## Data records

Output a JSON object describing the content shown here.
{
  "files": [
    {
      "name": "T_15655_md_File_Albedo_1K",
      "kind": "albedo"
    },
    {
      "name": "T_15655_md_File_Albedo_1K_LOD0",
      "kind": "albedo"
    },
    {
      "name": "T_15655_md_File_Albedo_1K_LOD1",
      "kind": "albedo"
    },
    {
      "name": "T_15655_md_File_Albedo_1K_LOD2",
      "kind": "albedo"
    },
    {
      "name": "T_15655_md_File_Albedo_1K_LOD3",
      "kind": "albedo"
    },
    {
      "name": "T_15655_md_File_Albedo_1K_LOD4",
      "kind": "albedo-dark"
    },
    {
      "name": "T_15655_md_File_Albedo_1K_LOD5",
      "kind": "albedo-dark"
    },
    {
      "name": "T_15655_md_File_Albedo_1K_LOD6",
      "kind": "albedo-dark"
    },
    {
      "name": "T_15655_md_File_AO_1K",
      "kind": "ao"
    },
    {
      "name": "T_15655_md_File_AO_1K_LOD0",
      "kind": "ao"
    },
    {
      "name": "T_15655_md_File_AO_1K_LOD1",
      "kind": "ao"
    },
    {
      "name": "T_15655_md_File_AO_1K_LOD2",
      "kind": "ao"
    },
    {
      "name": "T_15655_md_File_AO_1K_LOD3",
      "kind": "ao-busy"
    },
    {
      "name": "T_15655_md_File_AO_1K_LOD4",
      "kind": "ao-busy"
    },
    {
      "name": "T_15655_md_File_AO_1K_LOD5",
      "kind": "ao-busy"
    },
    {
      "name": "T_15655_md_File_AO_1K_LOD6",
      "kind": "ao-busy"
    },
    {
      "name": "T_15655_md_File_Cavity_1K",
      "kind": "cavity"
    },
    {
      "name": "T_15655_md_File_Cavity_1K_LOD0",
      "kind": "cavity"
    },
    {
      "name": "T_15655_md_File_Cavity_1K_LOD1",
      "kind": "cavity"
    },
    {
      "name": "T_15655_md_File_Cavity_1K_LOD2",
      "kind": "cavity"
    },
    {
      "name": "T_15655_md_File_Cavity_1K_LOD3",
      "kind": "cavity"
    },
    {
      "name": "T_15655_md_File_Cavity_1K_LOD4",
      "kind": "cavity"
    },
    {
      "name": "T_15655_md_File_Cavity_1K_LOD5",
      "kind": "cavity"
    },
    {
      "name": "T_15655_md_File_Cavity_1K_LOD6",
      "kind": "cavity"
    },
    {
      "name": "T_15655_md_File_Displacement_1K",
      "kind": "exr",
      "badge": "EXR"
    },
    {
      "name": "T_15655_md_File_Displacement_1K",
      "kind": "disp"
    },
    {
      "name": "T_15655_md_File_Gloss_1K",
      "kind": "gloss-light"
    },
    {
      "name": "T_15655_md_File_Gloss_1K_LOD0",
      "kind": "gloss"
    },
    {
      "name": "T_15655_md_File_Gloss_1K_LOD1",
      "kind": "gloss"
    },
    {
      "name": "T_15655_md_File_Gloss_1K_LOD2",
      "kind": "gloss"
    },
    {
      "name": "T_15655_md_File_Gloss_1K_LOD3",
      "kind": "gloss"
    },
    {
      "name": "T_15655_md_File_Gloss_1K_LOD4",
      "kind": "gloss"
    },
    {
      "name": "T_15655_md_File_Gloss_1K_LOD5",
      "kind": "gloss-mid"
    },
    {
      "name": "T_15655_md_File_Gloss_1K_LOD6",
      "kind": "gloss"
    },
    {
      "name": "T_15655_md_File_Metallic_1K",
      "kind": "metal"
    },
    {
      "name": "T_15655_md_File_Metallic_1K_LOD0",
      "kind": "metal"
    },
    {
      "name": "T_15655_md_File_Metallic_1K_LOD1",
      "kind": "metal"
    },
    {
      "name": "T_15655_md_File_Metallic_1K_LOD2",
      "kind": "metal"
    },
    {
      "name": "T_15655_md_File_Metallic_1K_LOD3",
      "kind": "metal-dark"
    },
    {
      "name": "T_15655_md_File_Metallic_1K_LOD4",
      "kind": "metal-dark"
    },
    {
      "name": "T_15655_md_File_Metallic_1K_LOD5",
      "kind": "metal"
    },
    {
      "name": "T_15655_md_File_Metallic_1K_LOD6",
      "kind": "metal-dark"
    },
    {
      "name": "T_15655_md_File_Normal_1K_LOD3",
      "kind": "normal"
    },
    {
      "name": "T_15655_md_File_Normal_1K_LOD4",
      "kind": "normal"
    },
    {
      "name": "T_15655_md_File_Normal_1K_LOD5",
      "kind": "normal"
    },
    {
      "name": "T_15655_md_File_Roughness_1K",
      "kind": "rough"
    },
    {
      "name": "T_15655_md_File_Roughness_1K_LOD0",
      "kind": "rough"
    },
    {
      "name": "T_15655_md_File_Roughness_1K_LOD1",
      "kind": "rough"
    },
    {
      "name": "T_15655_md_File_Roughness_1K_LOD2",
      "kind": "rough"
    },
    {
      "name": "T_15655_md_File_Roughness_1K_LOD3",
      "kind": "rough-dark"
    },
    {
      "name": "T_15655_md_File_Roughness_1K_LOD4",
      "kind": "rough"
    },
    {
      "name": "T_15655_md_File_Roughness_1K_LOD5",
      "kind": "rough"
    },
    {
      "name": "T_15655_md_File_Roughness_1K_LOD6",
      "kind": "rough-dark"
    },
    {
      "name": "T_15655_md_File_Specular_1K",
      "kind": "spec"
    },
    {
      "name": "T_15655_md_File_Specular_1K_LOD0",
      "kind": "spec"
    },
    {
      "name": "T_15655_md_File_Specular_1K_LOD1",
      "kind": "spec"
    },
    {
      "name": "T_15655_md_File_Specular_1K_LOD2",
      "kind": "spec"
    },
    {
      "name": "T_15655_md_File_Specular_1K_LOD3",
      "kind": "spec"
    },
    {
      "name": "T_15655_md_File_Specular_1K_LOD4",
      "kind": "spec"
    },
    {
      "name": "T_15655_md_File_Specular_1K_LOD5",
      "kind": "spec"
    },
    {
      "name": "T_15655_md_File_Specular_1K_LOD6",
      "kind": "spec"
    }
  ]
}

## Problem description
Using the data above, reproduce every line exactly.

## Task result
Output a JSON object describing the content shown here.
{
  "files": [
    {
      "name": "T_15655_md_File_Albedo_1K",
      "kind": "albedo"
    },
    {
      "name": "T_15655_md_File_Albedo_1K_LOD0",
      "kind": "albedo"
    },
    {
      "name": "T_15655_md_File_Albedo_1K_LOD1",
      "kind": "albedo"
    },
    {
      "name": "T_15655_md_File_Albedo_1K_LOD2",
      "kind": "albedo"
    },
    {
      "name": "T_15655_md_File_Albedo_1K_LOD3",
      "kind": "albedo"
    },
    {
      "name": "T_15655_md_File_Albedo_1K_LOD4",
      "kind": "albedo-dark"
    },
    {
      "name": "T_15655_md_File_Albedo_1K_LOD5",
      "kind": "albedo-dark"
    },
    {
      "name": "T_15655_md_File_Albedo_1K_LOD6",
      "kind": "albedo-dark"
    },
    {
      "name": "T_15655_md_File_AO_1K",
      "kind": "ao"
    },
    {
      "name": "T_15655_md_File_AO_1K_LOD0",
      "kind": "ao"
    },
    {
      "name": "T_15655_md_File_AO_1K_LOD1",
      "kind": "ao"
    },
    {
      "name": "T_15655_md_File_AO_1K_LOD2",
      "kind": "ao"
    },
    {
      "name": "T_15655_md_File_AO_1K_LOD3",
      "kind": "ao-busy"
    },
    {
      "name": "T_15655_md_File_AO_1K_LOD4",
      "kind": "ao-busy"
    },
    {
      "name": "T_15655_md_File_AO_1K_LOD5",
      "kind": "ao-busy"
    },
    {
      "name": "T_15655_md_File_AO_1K_LOD6",
      "kind": "ao-busy"
    },
    {
      "name": "T_15655_md_File_Cavity_1K",
      "kind": "cavity"
    },
    {
      "name": "T_15655_md_File_Cavity_1K_LOD0",
      "kind": "cavity"
    },
    {
      "name": "T_15655_md_File_Cavity_1K_LOD1",
      "kind": "cavity"
    },
    {
      "name": "T_15655_md_File_Cavity_1K_LOD2",
      "kind": "cavity"
    },
    {
      "name": "T_15655_md_File_Cavity_1K_LOD3",
      "kind": "cavity"
    },
    {
      "name": "T_15655_md_File_Cavity_1K_LOD4",
      "kind": "cavity"
    },
    {
      "name": "T_15655_md_File_Cavity_1K_LOD5",
      "kind": "cavity"
    },
    {
      "name": "T_15655_md_File_Cavity_1K_LOD6",
      "kind": "cavity"
    },
    {
      "name": "T_15655_md_File_Displacement_1K",
      "kind": "exr",
      "badge": "EXR"
    },
    {
      "name": "T_15655_md_File_Displacement_1K",
      "kind": "disp"
    },
    {
      "name": "T_15655_md_File_Gloss_1K",
      "kind": "gloss-light"
    },
    {
      "name": "T_15655_md_File_Gloss_1K_LOD0",
      "kind": "gloss"
    },
    {
      "name": "T_15655_md_File_Gloss_1K_LOD1",
      "kind": "gloss"
    },
    {
      "name": "T_15655_md_File_Gloss_1K_LOD2",
      "kind": "gloss"
    },
    {
      "name": "T_15655_md_File_Gloss_1K_LOD3",
      "kind": "gloss"
    },
    {
      "name": "T_15655_md_File_Gloss_1K_LOD4",
      "kind": "gloss"
    },
    {
      "name": "T_15655_md_File_Gloss_1K_LOD5",
      "kind": "gloss-mid"
    },
    {
      "name": "T_15655_md_File_Gloss_1K_LOD6",
      "kind": "gloss"
    },
    {
      "name": "T_15655_md_File_Metallic_1K",
      "kind": "metal"
    },
    {
      "name": "T_15655_md_File_Metallic_1K_LOD0",
      "kind": "metal"
    },
    {
      "name": "T_15655_md_File_Metallic_1K_LOD1",
      "kind": "metal"
    },
    {
      "name": "T_15655_md_File_Metallic_1K_LOD2",
      "kind": "metal"
    },
    {
      "name": "T_15655_md_File_Metallic_1K_LOD3",
      "kind": "metal-dark"
    },
    {
      "name": "T_15655_md_File_Metallic_1K_LOD4",
      "kind": "metal-dark"
    },
    {
      "name": "T_15655_md_File_Metallic_1K_LOD5",
      "kind": "metal"
    },
    {
      "name": "T_15655_md_File_Metallic_1K_LOD6",
      "kind": "metal-dark"
    },
    {
      "name": "T_15655_md_File_Normal_1K_LOD3",
      "kind": "normal"
    },
    {
      "name": "T_15655_md_File_Normal_1K_LOD4",
      "kind": "normal"
    },
    {
      "name": "T_15655_md_File_Normal_1K_LOD5",
      "kind": "normal"
    },
    {
      "name": "T_15655_md_File_Roughness_1K",
      "kind": "rough"
    },
    {
      "name": "T_15655_md_File_Roughness_1K_LOD0",
      "kind": "rough"
    },
    {
      "name": "T_15655_md_File_Roughness_1K_LOD1",
      "kind": "rough"
    },
    {
      "name": "T_15655_md_File_Roughness_1K_LOD2",
      "kind": "rough"
    },
    {
      "name": "T_15655_md_File_Roughness_1K_LOD3",
      "kind": "rough-dark"
    },
    {
      "name": "T_15655_md_File_Roughness_1K_LOD4",
      "kind": "rough"
    },
    {
      "name": "T_15655_md_File_Roughness_1K_LOD5",
      "kind": "rough"
    },
    {
      "name": "T_15655_md_File_Roughness_1K_LOD6",
      "kind": "rough-dark"
    },
    {
      "name": "T_15655_md_File_Specular_1K",
      "kind": "spec"
    },
    {
      "name": "T_15655_md_File_Specular_1K_LOD0",
      "kind": "spec"
    },
    {
      "name": "T_15655_md_File_Specular_1K_LOD1",
      "kind": "spec"
    },
    {
      "name": "T_15655_md_File_Specular_1K_LOD2",
      "kind": "spec"
    },
    {
      "name": "T_15655_md_File_Specular_1K_LOD3",
      "kind": "spec"
    },
    {
      "name": "T_15655_md_File_Specular_1K_LOD4",
      "kind": "spec"
    },
    {
      "name": "T_15655_md_File_Specular_1K_LOD5",
      "kind": "spec"
    },
    {
      "name": "T_15655_md_File_Specular_1K_LOD6",
      "kind": "spec"
    }
  ]
}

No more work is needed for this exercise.